> _WHAT IS BEING ASKED_:
From the listing below, pull out the lines that hold "JSON".

———

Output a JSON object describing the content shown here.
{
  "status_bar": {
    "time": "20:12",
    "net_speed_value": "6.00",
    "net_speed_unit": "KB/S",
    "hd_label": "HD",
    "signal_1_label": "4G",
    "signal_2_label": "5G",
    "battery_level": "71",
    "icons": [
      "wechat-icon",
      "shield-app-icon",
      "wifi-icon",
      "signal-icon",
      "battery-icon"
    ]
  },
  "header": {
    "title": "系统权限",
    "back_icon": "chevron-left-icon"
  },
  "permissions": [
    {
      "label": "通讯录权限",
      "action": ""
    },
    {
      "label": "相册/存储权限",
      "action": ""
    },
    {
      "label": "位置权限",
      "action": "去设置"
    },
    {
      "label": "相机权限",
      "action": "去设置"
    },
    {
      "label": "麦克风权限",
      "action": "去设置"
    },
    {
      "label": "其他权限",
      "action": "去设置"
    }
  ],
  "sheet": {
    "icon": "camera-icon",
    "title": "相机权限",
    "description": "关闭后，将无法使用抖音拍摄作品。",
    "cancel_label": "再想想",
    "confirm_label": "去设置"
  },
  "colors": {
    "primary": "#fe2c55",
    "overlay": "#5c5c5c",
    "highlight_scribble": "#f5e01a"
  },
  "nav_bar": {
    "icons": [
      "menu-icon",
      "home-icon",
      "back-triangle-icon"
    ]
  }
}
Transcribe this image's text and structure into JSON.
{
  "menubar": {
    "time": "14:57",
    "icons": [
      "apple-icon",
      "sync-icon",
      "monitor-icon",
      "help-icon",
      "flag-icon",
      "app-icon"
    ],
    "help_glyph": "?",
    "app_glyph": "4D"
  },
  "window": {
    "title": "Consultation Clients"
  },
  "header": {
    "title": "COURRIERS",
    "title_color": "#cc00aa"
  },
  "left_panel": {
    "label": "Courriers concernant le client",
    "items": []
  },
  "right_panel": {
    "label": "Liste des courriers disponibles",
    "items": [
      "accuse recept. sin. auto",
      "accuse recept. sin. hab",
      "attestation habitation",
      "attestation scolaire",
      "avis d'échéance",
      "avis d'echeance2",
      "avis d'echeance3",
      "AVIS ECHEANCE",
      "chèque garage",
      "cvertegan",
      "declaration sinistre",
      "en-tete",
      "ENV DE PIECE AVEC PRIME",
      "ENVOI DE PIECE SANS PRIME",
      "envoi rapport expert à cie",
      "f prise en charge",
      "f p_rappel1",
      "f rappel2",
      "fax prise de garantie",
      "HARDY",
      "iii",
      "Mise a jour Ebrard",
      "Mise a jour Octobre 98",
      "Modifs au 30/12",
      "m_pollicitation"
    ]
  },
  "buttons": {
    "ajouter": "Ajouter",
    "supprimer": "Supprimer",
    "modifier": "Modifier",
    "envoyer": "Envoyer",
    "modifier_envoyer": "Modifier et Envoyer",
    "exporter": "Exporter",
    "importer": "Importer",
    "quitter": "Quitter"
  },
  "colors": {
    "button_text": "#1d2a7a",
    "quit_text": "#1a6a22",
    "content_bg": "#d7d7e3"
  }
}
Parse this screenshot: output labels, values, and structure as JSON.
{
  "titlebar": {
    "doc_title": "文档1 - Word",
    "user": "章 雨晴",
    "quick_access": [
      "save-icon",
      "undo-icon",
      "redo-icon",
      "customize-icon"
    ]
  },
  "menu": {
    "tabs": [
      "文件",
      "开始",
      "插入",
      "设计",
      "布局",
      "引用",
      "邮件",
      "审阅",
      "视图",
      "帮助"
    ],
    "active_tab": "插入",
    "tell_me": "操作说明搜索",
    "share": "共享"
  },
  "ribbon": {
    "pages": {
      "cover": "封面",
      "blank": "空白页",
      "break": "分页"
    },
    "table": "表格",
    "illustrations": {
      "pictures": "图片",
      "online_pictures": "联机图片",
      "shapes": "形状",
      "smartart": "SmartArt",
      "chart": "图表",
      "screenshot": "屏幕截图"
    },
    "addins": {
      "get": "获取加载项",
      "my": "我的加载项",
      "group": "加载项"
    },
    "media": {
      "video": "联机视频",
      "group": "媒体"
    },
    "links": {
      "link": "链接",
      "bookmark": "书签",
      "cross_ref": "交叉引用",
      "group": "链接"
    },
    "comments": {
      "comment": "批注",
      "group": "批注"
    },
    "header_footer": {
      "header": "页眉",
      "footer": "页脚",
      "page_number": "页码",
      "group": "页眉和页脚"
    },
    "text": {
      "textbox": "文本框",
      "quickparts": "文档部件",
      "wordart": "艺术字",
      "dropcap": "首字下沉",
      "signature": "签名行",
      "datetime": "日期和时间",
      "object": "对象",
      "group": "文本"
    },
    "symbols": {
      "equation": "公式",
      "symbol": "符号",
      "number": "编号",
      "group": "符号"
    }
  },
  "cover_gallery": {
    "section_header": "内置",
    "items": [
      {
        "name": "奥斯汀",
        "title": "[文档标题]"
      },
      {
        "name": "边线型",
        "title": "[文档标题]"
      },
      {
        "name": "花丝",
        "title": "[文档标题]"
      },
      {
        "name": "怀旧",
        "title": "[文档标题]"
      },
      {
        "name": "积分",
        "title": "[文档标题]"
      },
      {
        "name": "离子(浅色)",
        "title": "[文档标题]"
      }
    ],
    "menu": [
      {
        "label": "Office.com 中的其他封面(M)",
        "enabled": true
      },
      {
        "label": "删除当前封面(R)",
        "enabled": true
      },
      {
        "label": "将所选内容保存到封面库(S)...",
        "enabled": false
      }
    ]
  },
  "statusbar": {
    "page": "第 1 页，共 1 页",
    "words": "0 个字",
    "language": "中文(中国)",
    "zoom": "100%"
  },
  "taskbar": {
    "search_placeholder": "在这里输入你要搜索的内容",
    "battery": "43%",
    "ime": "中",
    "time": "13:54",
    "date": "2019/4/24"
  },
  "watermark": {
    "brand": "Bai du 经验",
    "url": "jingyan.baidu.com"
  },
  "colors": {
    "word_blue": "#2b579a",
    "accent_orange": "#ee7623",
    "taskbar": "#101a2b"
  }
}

———

> _REPLY TO THE EXERCISE_:
Output a JSON object describing the content shown here.
Transcribe this image's text and structure into JSON.
Parse this screenshot: output labels, values, and structure as JSON.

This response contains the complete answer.